- DO THIS:
Using the entries that follow, state how many lines contain the word "OpenOffice". The response is that number and nothing more.

- EXTRACTED DATA:
## Start

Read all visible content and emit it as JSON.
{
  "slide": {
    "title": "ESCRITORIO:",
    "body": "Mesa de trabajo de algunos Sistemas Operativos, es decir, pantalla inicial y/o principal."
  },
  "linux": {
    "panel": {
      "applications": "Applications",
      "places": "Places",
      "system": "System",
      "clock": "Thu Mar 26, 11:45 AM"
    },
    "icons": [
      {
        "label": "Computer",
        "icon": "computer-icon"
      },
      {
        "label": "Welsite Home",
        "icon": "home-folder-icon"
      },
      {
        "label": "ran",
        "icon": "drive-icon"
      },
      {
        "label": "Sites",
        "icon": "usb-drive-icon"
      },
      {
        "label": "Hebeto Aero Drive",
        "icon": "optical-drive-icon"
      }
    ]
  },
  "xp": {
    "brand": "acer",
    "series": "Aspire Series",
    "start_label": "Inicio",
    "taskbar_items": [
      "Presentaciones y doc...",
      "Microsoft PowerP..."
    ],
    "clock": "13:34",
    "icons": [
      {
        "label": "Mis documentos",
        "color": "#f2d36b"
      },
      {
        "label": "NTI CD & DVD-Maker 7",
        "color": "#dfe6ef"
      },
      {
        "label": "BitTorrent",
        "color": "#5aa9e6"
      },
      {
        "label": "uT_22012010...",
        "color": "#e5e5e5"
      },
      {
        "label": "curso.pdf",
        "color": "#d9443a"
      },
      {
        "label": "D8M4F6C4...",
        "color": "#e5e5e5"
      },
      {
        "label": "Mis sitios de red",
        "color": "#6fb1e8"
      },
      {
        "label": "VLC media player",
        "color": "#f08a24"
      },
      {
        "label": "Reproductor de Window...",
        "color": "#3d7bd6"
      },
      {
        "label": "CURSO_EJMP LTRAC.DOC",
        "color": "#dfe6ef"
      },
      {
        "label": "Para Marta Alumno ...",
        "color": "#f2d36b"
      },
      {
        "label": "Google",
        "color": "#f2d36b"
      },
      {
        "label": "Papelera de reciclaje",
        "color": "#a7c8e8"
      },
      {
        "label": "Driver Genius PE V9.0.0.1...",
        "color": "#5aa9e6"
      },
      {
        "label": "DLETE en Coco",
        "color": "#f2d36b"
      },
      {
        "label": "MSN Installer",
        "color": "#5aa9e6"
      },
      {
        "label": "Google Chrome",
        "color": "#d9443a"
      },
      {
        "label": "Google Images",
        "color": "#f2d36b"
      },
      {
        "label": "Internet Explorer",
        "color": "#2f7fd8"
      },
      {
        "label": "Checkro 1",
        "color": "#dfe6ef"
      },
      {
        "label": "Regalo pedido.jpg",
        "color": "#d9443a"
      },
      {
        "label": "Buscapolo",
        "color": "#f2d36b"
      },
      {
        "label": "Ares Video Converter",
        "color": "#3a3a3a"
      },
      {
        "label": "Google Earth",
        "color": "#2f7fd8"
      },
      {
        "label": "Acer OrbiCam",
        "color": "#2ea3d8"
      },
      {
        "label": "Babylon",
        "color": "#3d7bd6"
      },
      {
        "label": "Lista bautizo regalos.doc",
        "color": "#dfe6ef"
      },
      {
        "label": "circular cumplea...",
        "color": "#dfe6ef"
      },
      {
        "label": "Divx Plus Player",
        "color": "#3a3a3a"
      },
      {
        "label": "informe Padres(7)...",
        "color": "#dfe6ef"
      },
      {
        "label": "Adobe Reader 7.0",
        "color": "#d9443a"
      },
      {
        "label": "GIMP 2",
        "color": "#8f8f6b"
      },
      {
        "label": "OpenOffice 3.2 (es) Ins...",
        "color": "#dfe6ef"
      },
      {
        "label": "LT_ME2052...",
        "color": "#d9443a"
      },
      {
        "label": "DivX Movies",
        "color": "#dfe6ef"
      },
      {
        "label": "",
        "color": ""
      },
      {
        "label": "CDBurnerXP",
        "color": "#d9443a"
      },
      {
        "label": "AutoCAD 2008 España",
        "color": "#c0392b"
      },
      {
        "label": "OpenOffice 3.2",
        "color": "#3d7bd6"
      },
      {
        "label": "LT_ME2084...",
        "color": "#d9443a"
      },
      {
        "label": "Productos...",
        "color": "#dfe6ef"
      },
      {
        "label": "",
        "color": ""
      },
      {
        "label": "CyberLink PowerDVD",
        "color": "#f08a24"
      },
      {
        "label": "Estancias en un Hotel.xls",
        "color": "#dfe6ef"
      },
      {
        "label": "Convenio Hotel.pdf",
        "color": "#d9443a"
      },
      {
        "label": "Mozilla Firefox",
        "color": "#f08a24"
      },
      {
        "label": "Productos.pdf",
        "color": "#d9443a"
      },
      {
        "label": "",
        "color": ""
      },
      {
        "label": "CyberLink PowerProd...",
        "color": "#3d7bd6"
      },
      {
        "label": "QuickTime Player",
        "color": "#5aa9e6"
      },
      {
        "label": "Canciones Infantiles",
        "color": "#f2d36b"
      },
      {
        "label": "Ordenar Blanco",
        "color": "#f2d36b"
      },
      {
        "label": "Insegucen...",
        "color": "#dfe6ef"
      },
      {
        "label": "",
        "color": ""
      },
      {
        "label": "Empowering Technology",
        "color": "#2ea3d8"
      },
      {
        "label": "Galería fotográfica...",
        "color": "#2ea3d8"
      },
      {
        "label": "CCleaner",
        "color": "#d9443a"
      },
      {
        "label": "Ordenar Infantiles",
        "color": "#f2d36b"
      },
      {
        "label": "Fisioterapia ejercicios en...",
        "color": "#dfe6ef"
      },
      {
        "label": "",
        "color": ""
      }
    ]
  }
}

## End

- RESPONSE TO THIS EXERCISE:
2